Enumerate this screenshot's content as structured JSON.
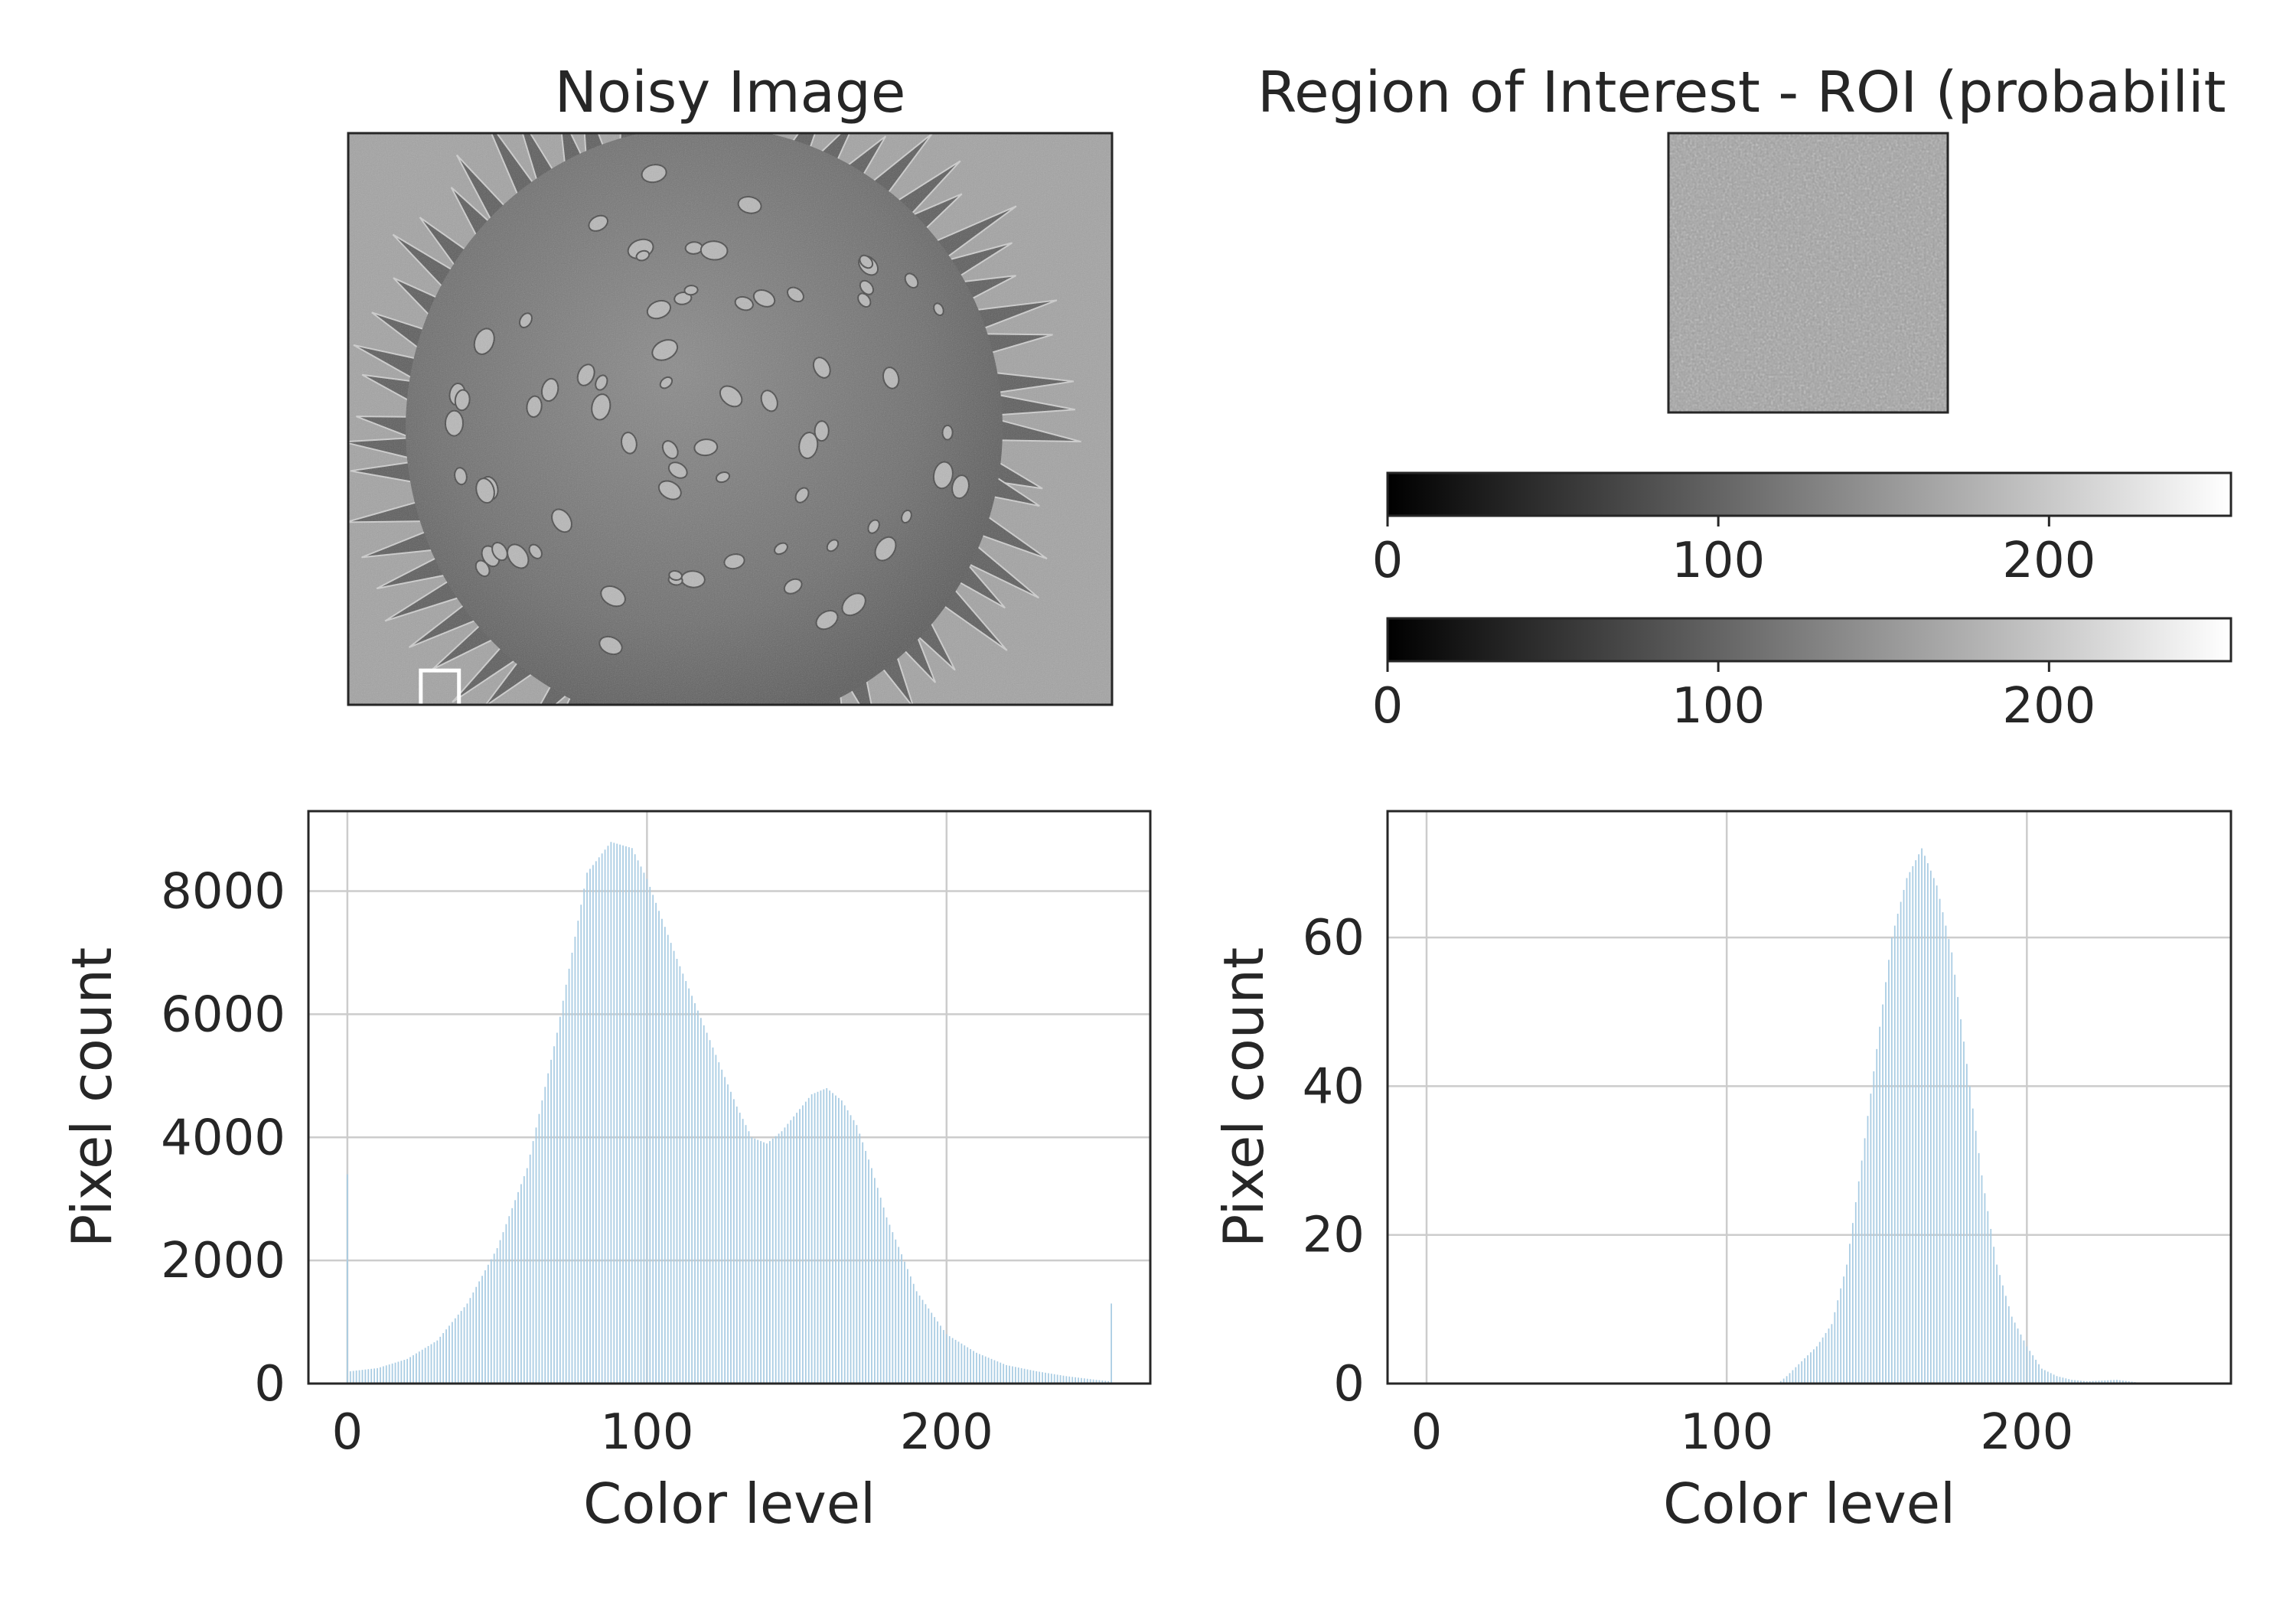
{
  "chart_data": [
    {
      "type": "heatmap",
      "title": "Noisy Image",
      "roi_marker": {
        "x_frac": 0.095,
        "y_frac": 0.94,
        "w_frac": 0.05,
        "h_frac": 0.06
      }
    },
    {
      "type": "heatmap",
      "title": "Region of Interest - ROI (probabilit",
      "colormap": "gray",
      "colorbars": [
        {
          "min": 0,
          "max": 255,
          "ticks": [
            0,
            100,
            200
          ]
        },
        {
          "min": 0,
          "max": 255,
          "ticks": [
            0,
            100,
            200
          ]
        }
      ]
    },
    {
      "type": "bar",
      "title": "",
      "xlabel": "Color level",
      "ylabel": "Pixel count",
      "xlim": [
        -13,
        268
      ],
      "ylim": [
        0,
        9300
      ],
      "xticks": [
        0,
        100,
        200
      ],
      "yticks": [
        0,
        2000,
        4000,
        6000,
        8000
      ],
      "grid": true,
      "color": "#a9cce3",
      "x": [
        0,
        255
      ],
      "keypoints": [
        [
          1,
          200
        ],
        [
          10,
          250
        ],
        [
          20,
          400
        ],
        [
          30,
          700
        ],
        [
          40,
          1300
        ],
        [
          50,
          2200
        ],
        [
          60,
          3500
        ],
        [
          70,
          5700
        ],
        [
          80,
          8300
        ],
        [
          88,
          8800
        ],
        [
          95,
          8700
        ],
        [
          100,
          8200
        ],
        [
          110,
          6900
        ],
        [
          120,
          5700
        ],
        [
          130,
          4500
        ],
        [
          135,
          4000
        ],
        [
          140,
          3900
        ],
        [
          145,
          4100
        ],
        [
          150,
          4400
        ],
        [
          155,
          4700
        ],
        [
          160,
          4800
        ],
        [
          165,
          4600
        ],
        [
          170,
          4200
        ],
        [
          175,
          3500
        ],
        [
          180,
          2700
        ],
        [
          190,
          1500
        ],
        [
          200,
          800
        ],
        [
          210,
          500
        ],
        [
          220,
          300
        ],
        [
          230,
          200
        ],
        [
          240,
          120
        ],
        [
          250,
          60
        ],
        [
          254,
          40
        ]
      ],
      "spikes": [
        {
          "x": 0,
          "value": 3400
        },
        {
          "x": 255,
          "value": 1300
        }
      ]
    },
    {
      "type": "bar",
      "title": "",
      "xlabel": "Color level",
      "ylabel": "Pixel count",
      "xlim": [
        -13,
        268
      ],
      "ylim": [
        0,
        77
      ],
      "xticks": [
        0,
        100,
        200
      ],
      "yticks": [
        0,
        20,
        40,
        60
      ],
      "grid": true,
      "color": "#a9cce3",
      "x": [
        0,
        255
      ],
      "keypoints": [
        [
          117,
          0
        ],
        [
          120,
          1
        ],
        [
          125,
          3
        ],
        [
          130,
          5
        ],
        [
          135,
          8
        ],
        [
          140,
          16
        ],
        [
          145,
          30
        ],
        [
          150,
          45
        ],
        [
          155,
          60
        ],
        [
          160,
          68
        ],
        [
          165,
          72
        ],
        [
          170,
          67
        ],
        [
          175,
          58
        ],
        [
          180,
          43
        ],
        [
          185,
          28
        ],
        [
          190,
          16
        ],
        [
          195,
          9
        ],
        [
          200,
          5
        ],
        [
          205,
          2
        ],
        [
          210,
          1
        ],
        [
          215,
          0.5
        ],
        [
          220,
          0.3
        ],
        [
          230,
          0.5
        ],
        [
          240,
          0
        ]
      ]
    }
  ]
}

* * *

THE TASK
Copy out the whole listing exactly, and don't carry over any pictures.

WRITTEN RESPONSE
Enumerate this screenshot's content as structured JSON.
{
  "chart_data": [
    {
      "type": "heatmap",
      "title": "Noisy Image",
      "roi_marker": {
        "x_frac": 0.095,
        "y_frac": 0.94,
        "w_frac": 0.05,
        "h_frac": 0.06
      }
    },
    {
      "type": "heatmap",
      "title": "Region of Interest - ROI (probabilit",
      "colormap": "gray",
      "colorbars": [
        {
          "min": 0,
          "max": 255,
          "ticks": [
            0,
            100,
            200
          ]
        },
        {
          "min": 0,
          "max": 255,
          "ticks": [
            0,
            100,
            200
          ]
        }
      ]
    },
    {
      "type": "bar",
      "title": "",
      "xlabel": "Color level",
      "ylabel": "Pixel count",
      "xlim": [
        -13,
        268
      ],
      "ylim": [
        0,
        9300
      ],
      "xticks": [
        0,
        100,
        200
      ],
      "yticks": [
        0,
        2000,
        4000,
        6000,
        8000
      ],
      "grid": true,
      "color": "#a9cce3",
      "x": [
        0,
        255
      ],
      "keypoints": [
        [
          1,
          200
        ],
        [
          10,
          250
        ],
        [
          20,
          400
        ],
        [
          30,
          700
        ],
        [
          40,
          1300
        ],
        [
          50,
          2200
        ],
        [
          60,
          3500
        ],
        [
          70,
          5700
        ],
        [
          80,
          8300
        ],
        [
          88,
          8800
        ],
        [
          95,
          8700
        ],
        [
          100,
          8200
        ],
        [
          110,
          6900
        ],
        [
          120,
          5700
        ],
        [
          130,
          4500
        ],
        [
          135,
          4000
        ],
        [
          140,
          3900
        ],
        [
          145,
          4100
        ],
        [
          150,
          4400
        ],
        [
          155,
          4700
        ],
        [
          160,
          4800
        ],
        [
          165,
          4600
        ],
        [
          170,
          4200
        ],
        [
          175,
          3500
        ],
        [
          180,
          2700
        ],
        [
          190,
          1500
        ],
        [
          200,
          800
        ],
        [
          210,
          500
        ],
        [
          220,
          300
        ],
        [
          230,
          200
        ],
        [
          240,
          120
        ],
        [
          250,
          60
        ],
        [
          254,
          40
        ]
      ],
      "spikes": [
        {
          "x": 0,
          "value": 3400
        },
        {
          "x": 255,
          "value": 1300
        }
      ]
    },
    {
      "type": "bar",
      "title": "",
      "xlabel": "Color level",
      "ylabel": "Pixel count",
      "xlim": [
        -13,
        268
      ],
      "ylim": [
        0,
        77
      ],
      "xticks": [
        0,
        100,
        200
      ],
      "yticks": [
        0,
        20,
        40,
        60
      ],
      "grid": true,
      "color": "#a9cce3",
      "x": [
        0,
        255
      ],
      "keypoints": [
        [
          117,
          0
        ],
        [
          120,
          1
        ],
        [
          125,
          3
        ],
        [
          130,
          5
        ],
        [
          135,
          8
        ],
        [
          140,
          16
        ],
        [
          145,
          30
        ],
        [
          150,
          45
        ],
        [
          155,
          60
        ],
        [
          160,
          68
        ],
        [
          165,
          72
        ],
        [
          170,
          67
        ],
        [
          175,
          58
        ],
        [
          180,
          43
        ],
        [
          185,
          28
        ],
        [
          190,
          16
        ],
        [
          195,
          9
        ],
        [
          200,
          5
        ],
        [
          205,
          2
        ],
        [
          210,
          1
        ],
        [
          215,
          0.5
        ],
        [
          220,
          0.3
        ],
        [
          230,
          0.5
        ],
        [
          240,
          0
        ]
      ]
    }
  ]
}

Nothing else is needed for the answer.